Layout annotation records:
***

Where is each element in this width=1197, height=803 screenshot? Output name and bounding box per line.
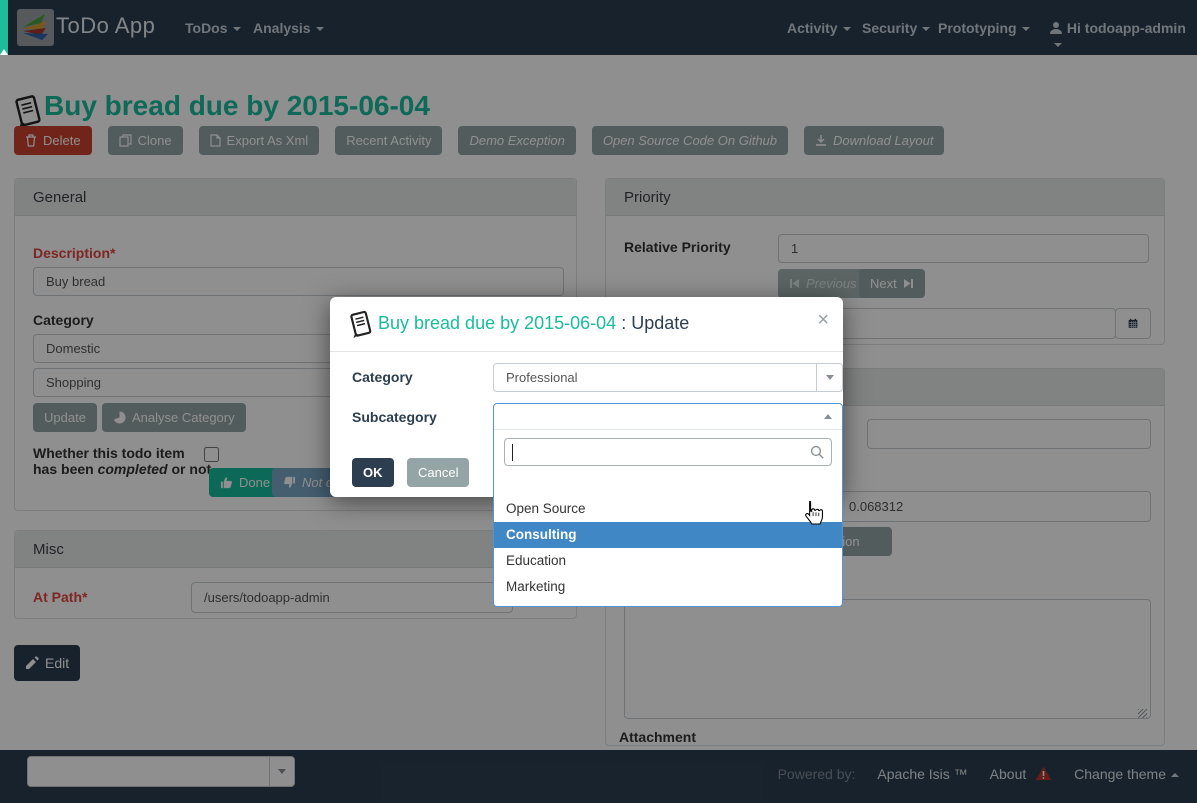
search-icon [810, 445, 825, 460]
dialog-header: Buy bread due by 2015-06-04 : Update × [330, 297, 843, 352]
todo-item-icon [346, 309, 374, 344]
subcategory-selection[interactable] [494, 404, 842, 430]
subcategory-search-input[interactable] [504, 438, 832, 466]
mouse-cursor-icon [799, 500, 825, 533]
subcategory-options: Open Source Consulting Education Marketi… [494, 470, 842, 606]
app-page: ToDo App ToDos Analysis Activity Securit… [0, 0, 1197, 803]
modal-subcategory-label: Subcategory [352, 409, 437, 425]
option-empty[interactable] [494, 474, 842, 496]
option-education[interactable]: Education [494, 548, 842, 574]
update-dialog: Buy bread due by 2015-06-04 : Update × C… [330, 297, 843, 497]
text-cursor [512, 444, 513, 461]
close-icon[interactable]: × [817, 309, 829, 332]
option-open-source[interactable]: Open Source [494, 496, 842, 522]
select-arrow-icon [816, 364, 842, 391]
cancel-button[interactable]: Cancel [407, 458, 469, 487]
dialog-title: Buy bread due by 2015-06-04 : Update [378, 313, 689, 334]
option-marketing[interactable]: Marketing [494, 574, 842, 600]
debug-bar-strip[interactable] [0, 0, 8, 55]
caret-up-icon [824, 414, 832, 419]
ok-button[interactable]: OK [352, 458, 394, 487]
option-consulting[interactable]: Consulting [494, 522, 842, 548]
modal-category-select[interactable]: Professional [493, 363, 843, 392]
modal-category-label: Category [352, 369, 413, 385]
debug-bar-notch-icon [0, 49, 8, 55]
modal-subcategory-select-open[interactable]: Open Source Consulting Education Marketi… [493, 403, 843, 607]
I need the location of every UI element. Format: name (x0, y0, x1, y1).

***

> **Objective**
Arrange the records above as a Markdown table with the columns Row and Line, giving each line its own numbered row and skipping blank lines. Leave the pictures out.

> **Right answer**
| Row | Line |
|---|---|
| 1 | Where is each element in this width=1197, height=803 screenshot? Output name and bounding box per line. |
| 2 | search-icon [810, 445, 825, 460] |
| 3 | dialog-header: Buy bread due by 2015-06-04 : Update × [330, 297, 843, 352] |
| 4 | todo-item-icon [346, 309, 374, 344] |
| 5 | subcategory-selection[interactable] [494, 404, 842, 430] |
| 6 | subcategory-search-input[interactable] [504, 438, 832, 466] |
| 7 | mouse-cursor-icon [799, 500, 825, 533] |
| 8 | subcategory-options: Open Source Consulting Education Marketi… [494, 470, 842, 606] |
| 9 | app-page: ToDo App ToDos Analysis Activity Securit… [0, 0, 1197, 803] |
| 10 | modal-subcategory-label: Subcategory [352, 409, 437, 425] |
| 11 | option-empty[interactable] [494, 474, 842, 496] |
| 12 | option-education[interactable]: Education [494, 548, 842, 574] |
| 13 | update-dialog: Buy bread due by 2015-06-04 : Update × C… [330, 297, 843, 497] |
| 14 | text-cursor [512, 444, 513, 461] |
| 15 | close-icon[interactable]: × [817, 309, 829, 332] |
| 16 | option-open-source[interactable]: Open Source [494, 496, 842, 522] |
| 17 | select-arrow-icon [816, 364, 842, 391] |
| 18 | cancel-button[interactable]: Cancel [407, 458, 469, 487] |
| 19 | dialog-title: Buy bread due by 2015-06-04 : Update [378, 313, 689, 334] |
| 20 | option-marketing[interactable]: Marketing [494, 574, 842, 600] |
| 21 | debug-bar-strip[interactable] [0, 0, 8, 55] |
| 22 | caret-up-icon [824, 414, 832, 419] |
| 23 | ok-button[interactable]: OK [352, 458, 394, 487] |
| 24 | option-consulting[interactable]: Consulting [494, 522, 842, 548] |
| 25 | modal-category-select[interactable]: Professional [493, 363, 843, 392] |
| 26 | modal-category-label: Category [352, 369, 413, 385] |
| 27 | debug-bar-notch-icon [0, 49, 8, 55] |
| 28 | modal-subcategory-select-open[interactable]: Open Source Consulting Education Marketi… [493, 403, 843, 607] |
| 29 | I need the location of every UI element. Format: name (x0, y0, x1, y1). |